● **Exercise description**
Read the records below and copy each line that contains "Przesuń".

● **The data**

◇ ◇ ◇

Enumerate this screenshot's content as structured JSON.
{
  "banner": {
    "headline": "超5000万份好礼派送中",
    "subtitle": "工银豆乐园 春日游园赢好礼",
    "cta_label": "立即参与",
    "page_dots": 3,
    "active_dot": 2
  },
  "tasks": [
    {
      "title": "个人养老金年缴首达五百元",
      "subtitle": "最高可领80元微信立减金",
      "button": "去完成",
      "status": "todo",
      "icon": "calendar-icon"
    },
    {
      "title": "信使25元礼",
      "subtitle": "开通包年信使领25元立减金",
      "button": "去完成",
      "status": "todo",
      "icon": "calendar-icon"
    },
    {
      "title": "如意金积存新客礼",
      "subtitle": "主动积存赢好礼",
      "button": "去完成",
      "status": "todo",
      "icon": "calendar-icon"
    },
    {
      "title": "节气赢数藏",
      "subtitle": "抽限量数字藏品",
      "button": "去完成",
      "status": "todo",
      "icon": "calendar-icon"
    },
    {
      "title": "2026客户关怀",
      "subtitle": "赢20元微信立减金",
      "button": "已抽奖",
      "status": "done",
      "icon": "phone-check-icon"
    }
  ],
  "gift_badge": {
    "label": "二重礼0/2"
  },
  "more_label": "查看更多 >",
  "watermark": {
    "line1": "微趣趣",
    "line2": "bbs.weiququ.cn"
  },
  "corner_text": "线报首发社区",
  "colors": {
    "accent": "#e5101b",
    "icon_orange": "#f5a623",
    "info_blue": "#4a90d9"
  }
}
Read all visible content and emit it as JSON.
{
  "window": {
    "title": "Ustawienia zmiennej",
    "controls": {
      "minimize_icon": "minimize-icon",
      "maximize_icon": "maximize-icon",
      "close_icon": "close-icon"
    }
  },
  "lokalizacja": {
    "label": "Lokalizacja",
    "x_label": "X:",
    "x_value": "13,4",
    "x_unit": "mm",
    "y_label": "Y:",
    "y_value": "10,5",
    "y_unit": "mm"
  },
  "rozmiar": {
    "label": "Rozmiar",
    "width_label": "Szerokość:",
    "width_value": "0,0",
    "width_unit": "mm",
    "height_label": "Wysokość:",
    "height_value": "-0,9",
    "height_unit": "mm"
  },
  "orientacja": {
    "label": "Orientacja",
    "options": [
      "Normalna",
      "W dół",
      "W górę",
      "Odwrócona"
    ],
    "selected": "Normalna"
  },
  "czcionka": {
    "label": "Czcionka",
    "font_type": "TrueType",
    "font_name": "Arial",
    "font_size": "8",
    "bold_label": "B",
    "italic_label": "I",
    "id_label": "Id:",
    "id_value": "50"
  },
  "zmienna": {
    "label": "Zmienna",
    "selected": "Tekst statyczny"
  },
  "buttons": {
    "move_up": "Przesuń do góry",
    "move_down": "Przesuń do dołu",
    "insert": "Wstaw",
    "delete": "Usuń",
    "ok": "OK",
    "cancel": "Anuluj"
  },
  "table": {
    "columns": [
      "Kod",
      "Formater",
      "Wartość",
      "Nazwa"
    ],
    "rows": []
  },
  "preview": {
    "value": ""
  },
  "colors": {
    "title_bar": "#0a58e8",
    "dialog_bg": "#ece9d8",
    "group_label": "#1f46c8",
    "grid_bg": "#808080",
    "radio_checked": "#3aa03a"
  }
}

◇ ◇ ◇

● **The solution**
    "move_up": "Przesuń do góry",
    "move_down": "Przesuń do dołu",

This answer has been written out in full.